* **Task statement**: Filter the records for lines holding the string "name".

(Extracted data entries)
──────────────────────────────
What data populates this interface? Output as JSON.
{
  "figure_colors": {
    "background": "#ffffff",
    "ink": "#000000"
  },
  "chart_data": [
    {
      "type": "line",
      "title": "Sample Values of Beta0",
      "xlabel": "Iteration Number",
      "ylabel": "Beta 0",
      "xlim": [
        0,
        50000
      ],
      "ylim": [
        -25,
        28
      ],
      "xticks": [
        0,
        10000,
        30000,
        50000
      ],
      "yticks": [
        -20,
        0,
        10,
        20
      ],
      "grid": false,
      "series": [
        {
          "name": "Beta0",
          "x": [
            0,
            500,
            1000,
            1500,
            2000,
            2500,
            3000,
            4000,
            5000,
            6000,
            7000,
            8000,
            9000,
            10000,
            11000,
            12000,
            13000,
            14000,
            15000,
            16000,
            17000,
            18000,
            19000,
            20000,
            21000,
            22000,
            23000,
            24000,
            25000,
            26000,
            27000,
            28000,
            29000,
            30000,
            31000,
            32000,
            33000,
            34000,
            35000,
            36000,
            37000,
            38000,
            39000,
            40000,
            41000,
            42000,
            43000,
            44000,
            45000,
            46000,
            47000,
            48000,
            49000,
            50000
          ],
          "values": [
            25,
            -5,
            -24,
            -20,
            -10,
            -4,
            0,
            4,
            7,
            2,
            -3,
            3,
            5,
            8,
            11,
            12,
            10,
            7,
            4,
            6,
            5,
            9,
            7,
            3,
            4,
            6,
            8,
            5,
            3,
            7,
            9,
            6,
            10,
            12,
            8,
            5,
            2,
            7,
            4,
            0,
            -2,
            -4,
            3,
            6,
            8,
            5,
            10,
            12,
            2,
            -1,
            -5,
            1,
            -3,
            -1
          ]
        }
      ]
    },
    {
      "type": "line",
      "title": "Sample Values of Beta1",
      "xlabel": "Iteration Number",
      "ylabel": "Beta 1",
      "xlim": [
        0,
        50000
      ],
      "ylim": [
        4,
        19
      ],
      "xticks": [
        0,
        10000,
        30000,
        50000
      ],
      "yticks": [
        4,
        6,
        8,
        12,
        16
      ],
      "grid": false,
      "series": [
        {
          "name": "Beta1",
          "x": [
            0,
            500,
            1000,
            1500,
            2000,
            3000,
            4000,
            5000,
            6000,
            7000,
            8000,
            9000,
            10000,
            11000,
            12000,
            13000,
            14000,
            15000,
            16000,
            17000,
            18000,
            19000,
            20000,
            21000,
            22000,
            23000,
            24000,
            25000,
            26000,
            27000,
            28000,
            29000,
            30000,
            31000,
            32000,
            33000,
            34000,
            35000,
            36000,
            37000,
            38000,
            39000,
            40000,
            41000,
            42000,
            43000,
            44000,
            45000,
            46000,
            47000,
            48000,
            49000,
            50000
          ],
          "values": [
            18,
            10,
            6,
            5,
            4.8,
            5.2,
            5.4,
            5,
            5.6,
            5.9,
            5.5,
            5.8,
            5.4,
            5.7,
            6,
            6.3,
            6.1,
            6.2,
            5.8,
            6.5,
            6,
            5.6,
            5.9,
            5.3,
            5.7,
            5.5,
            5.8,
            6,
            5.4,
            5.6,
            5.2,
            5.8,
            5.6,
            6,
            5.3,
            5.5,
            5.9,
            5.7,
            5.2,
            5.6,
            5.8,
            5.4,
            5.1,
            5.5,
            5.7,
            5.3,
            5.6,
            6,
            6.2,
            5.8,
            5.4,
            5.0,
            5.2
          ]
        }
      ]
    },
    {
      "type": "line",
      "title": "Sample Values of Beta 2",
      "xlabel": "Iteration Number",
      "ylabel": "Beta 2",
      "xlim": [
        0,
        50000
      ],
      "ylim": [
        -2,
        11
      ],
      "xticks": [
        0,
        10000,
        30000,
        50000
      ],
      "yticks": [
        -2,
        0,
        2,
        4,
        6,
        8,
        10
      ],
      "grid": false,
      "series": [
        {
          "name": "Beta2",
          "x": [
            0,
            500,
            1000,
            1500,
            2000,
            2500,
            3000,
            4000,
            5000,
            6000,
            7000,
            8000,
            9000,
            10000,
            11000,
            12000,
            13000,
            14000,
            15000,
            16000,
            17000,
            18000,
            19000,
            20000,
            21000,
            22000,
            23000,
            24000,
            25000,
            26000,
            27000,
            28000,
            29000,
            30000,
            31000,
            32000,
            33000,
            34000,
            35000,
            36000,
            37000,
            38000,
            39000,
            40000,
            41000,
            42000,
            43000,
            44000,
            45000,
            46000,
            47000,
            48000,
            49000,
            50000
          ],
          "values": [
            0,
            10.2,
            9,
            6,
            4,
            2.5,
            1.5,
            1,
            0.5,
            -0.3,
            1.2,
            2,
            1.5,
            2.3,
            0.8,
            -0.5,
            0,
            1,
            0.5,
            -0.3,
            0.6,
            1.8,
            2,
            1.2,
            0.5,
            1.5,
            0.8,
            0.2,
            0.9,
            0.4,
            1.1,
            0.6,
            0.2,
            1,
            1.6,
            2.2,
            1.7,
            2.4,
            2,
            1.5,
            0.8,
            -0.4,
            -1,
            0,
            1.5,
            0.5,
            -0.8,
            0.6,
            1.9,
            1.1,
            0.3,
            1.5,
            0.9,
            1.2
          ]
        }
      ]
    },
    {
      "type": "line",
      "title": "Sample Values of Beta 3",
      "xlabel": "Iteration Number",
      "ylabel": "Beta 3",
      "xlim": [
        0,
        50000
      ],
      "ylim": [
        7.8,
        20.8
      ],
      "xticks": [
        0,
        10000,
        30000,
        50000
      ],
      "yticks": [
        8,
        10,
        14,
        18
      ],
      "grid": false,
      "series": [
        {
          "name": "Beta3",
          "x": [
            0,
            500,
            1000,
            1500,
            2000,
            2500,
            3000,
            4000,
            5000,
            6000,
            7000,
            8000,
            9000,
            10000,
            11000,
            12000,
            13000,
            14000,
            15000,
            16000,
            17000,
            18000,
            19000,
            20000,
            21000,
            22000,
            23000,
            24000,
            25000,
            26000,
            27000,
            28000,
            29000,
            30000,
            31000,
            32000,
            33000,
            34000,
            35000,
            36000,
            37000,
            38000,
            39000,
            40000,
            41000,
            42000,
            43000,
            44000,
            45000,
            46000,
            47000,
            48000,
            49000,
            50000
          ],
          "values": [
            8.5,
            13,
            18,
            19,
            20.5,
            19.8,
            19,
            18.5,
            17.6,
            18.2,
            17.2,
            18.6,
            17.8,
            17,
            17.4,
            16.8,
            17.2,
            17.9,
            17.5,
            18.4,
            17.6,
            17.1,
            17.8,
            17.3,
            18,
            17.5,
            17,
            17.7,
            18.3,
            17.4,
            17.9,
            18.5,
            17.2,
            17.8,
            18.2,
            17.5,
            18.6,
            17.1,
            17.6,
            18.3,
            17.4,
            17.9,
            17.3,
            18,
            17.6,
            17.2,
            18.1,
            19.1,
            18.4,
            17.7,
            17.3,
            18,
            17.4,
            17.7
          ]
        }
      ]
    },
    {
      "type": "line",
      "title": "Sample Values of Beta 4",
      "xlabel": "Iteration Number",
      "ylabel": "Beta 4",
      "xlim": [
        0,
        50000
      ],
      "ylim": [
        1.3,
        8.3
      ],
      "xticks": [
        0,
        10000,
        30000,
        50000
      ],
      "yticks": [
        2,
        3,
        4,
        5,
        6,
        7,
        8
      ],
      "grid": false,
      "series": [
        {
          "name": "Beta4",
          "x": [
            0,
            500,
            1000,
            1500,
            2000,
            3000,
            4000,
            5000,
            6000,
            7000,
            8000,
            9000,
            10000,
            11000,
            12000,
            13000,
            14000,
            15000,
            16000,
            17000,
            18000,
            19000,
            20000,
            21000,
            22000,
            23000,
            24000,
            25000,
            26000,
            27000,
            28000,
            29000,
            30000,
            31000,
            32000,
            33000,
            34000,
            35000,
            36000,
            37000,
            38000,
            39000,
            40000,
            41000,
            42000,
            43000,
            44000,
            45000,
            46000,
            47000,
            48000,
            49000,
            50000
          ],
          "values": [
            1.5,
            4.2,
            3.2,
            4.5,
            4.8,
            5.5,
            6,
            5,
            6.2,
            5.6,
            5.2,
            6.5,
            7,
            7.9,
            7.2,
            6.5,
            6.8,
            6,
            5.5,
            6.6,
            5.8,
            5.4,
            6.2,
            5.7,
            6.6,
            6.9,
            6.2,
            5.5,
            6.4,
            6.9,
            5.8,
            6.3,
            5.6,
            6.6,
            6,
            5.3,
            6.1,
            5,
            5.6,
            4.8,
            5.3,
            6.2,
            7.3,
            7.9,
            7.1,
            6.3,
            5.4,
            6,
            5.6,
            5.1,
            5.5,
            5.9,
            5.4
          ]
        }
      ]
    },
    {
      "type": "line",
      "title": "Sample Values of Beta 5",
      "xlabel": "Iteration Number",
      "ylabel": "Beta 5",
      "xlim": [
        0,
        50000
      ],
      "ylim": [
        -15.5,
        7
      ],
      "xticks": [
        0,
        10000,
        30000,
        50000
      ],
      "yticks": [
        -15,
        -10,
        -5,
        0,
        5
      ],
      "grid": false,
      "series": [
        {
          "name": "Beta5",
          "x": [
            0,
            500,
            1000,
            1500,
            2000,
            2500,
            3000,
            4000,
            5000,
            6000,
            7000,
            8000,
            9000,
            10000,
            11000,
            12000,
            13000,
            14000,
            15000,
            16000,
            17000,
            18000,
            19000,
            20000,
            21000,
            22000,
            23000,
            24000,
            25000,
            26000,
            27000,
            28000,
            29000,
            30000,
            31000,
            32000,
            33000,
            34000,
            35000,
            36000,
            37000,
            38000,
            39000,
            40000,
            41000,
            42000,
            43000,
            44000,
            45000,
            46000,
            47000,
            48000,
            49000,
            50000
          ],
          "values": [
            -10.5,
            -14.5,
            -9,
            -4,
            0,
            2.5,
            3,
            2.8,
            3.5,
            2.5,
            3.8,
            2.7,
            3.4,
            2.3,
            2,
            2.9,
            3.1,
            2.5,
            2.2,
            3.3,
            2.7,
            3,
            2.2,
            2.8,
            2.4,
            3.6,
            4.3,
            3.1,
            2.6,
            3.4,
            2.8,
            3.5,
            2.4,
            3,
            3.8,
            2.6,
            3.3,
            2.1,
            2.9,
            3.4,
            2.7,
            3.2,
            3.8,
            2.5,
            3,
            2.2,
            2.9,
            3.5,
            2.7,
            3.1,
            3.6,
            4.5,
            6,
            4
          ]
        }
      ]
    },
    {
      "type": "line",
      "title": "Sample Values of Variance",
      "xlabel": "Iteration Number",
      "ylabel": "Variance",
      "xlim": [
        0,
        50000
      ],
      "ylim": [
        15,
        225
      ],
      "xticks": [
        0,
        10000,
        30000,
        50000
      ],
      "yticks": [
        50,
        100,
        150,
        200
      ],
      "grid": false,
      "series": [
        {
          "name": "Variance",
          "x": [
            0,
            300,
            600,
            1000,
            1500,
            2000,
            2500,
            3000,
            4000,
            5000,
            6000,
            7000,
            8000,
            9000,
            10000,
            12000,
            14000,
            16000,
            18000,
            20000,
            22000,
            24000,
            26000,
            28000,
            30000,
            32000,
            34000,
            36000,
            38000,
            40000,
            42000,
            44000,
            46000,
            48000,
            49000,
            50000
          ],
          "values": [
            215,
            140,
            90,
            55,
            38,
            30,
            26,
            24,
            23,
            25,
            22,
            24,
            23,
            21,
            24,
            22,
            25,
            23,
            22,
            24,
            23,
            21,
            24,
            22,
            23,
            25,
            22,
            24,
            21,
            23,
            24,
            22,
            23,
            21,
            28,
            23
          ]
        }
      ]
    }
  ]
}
──────────────────────────────
* **Full solution**:
          "name": "Beta0",
          "name": "Beta1",
          "name": "Beta2",
          "name": "Beta3",
          "name": "Beta4",
          "name": "Beta5",
          "name": "Variance",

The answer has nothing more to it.